_THE TASK:_ Can all of these lines be returned exactly?

_RECORDS FOR THIS EXERCISE:_

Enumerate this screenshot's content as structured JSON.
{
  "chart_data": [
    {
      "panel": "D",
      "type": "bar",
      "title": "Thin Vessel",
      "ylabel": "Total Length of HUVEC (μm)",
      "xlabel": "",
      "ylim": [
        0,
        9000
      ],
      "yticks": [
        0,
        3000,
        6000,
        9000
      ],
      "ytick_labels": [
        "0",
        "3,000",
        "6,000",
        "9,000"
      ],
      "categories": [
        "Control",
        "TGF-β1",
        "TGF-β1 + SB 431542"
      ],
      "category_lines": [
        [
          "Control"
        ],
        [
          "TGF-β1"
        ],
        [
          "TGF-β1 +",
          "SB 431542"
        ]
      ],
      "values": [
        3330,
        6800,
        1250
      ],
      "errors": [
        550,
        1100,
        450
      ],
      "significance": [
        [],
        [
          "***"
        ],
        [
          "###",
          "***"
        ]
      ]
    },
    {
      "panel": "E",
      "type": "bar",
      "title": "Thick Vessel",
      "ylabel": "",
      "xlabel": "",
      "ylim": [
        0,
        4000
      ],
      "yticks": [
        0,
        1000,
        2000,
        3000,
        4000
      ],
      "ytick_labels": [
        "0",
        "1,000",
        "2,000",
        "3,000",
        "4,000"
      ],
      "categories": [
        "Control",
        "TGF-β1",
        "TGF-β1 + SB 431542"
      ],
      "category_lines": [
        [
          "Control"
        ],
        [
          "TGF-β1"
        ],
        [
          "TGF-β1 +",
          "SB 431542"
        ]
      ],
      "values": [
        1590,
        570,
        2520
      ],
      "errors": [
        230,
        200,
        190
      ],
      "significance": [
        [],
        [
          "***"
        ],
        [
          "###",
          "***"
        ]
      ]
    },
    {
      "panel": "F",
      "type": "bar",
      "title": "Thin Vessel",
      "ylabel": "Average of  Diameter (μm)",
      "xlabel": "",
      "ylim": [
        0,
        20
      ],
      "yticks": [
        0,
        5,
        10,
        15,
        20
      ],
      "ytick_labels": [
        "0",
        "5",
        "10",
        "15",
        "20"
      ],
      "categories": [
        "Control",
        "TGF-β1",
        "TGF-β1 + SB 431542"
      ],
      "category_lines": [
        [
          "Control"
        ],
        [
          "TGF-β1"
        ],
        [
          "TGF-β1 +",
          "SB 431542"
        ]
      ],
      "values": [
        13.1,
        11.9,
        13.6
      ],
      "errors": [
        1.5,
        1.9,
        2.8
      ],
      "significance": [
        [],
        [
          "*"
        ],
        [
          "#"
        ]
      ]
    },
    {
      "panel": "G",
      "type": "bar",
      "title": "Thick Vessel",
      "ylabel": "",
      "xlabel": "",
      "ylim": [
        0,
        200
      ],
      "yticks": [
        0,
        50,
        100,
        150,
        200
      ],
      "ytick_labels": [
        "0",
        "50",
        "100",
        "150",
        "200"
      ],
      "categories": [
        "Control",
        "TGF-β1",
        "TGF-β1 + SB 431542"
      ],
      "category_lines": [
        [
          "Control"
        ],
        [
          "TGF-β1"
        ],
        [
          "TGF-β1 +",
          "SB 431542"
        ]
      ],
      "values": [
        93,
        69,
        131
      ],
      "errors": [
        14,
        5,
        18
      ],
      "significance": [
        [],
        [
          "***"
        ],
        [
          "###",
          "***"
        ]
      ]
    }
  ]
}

_WRITTEN ANSWER:_
Enumerate this screenshot's content as structured JSON.
{
  "chart_data": [
    {
      "panel": "D",
      "type": "bar",
      "title": "Thin Vessel",
      "ylabel": "Total Length of HUVEC (μm)",
      "xlabel": "",
      "ylim": [
        0,
        9000
      ],
      "yticks": [
        0,
        3000,
        6000,
        9000
      ],
      "ytick_labels": [
        "0",
        "3,000",
        "6,000",
        "9,000"
      ],
      "categories": [
        "Control",
        "TGF-β1",
        "TGF-β1 + SB 431542"
      ],
      "category_lines": [
        [
          "Control"
        ],
        [
          "TGF-β1"
        ],
        [
          "TGF-β1 +",
          "SB 431542"
        ]
      ],
      "values": [
        3330,
        6800,
        1250
      ],
      "errors": [
        550,
        1100,
        450
      ],
      "significance": [
        [],
        [
          "***"
        ],
        [
          "###",
          "***"
        ]
      ]
    },
    {
      "panel": "E",
      "type": "bar",
      "title": "Thick Vessel",
      "ylabel": "",
      "xlabel": "",
      "ylim": [
        0,
        4000
      ],
      "yticks": [
        0,
        1000,
        2000,
        3000,
        4000
      ],
      "ytick_labels": [
        "0",
        "1,000",
        "2,000",
        "3,000",
        "4,000"
      ],
      "categories": [
        "Control",
        "TGF-β1",
        "TGF-β1 + SB 431542"
      ],
      "category_lines": [
        [
          "Control"
        ],
        [
          "TGF-β1"
        ],
        [
          "TGF-β1 +",
          "SB 431542"
        ]
      ],
      "values": [
        1590,
        570,
        2520
      ],
      "errors": [
        230,
        200,
        190
      ],
      "significance": [
        [],
        [
          "***"
        ],
        [
          "###",
          "***"
        ]
      ]
    },
    {
      "panel": "F",
      "type": "bar",
      "title": "Thin Vessel",
      "ylabel": "Average of  Diameter (μm)",
      "xlabel": "",
      "ylim": [
        0,
        20
      ],
      "yticks": [
        0,
        5,
        10,
        15,
        20
      ],
      "ytick_labels": [
        "0",
        "5",
        "10",
        "15",
        "20"
      ],
      "categories": [
        "Control",
        "TGF-β1",
        "TGF-β1 + SB 431542"
      ],
      "category_lines": [
        [
          "Control"
        ],
        [
          "TGF-β1"
        ],
        [
          "TGF-β1 +",
          "SB 431542"
        ]
      ],
      "values": [
        13.1,
        11.9,
        13.6
      ],
      "errors": [
        1.5,
        1.9,
        2.8
      ],
      "significance": [
        [],
        [
          "*"
        ],
        [
          "#"
        ]
      ]
    },
    {
      "panel": "G",
      "type": "bar",
      "title": "Thick Vessel",
      "ylabel": "",
      "xlabel": "",
      "ylim": [
        0,
        200
      ],
      "yticks": [
        0,
        50,
        100,
        150,
        200
      ],
      "ytick_labels": [
        "0",
        "50",
        "100",
        "150",
        "200"
      ],
      "categories": [
        "Control",
        "TGF-β1",
        "TGF-β1 + SB 431542"
      ],
      "category_lines": [
        [
          "Control"
        ],
        [
          "TGF-β1"
        ],
        [
          "TGF-β1 +",
          "SB 431542"
        ]
      ],
      "values": [
        93,
        69,
        131
      ],
      "errors": [
        14,
        5,
        18
      ],
      "significance": [
        [],
        [
          "***"
        ],
        [
          "###",
          "***"
        ]
      ]
    }
  ]
}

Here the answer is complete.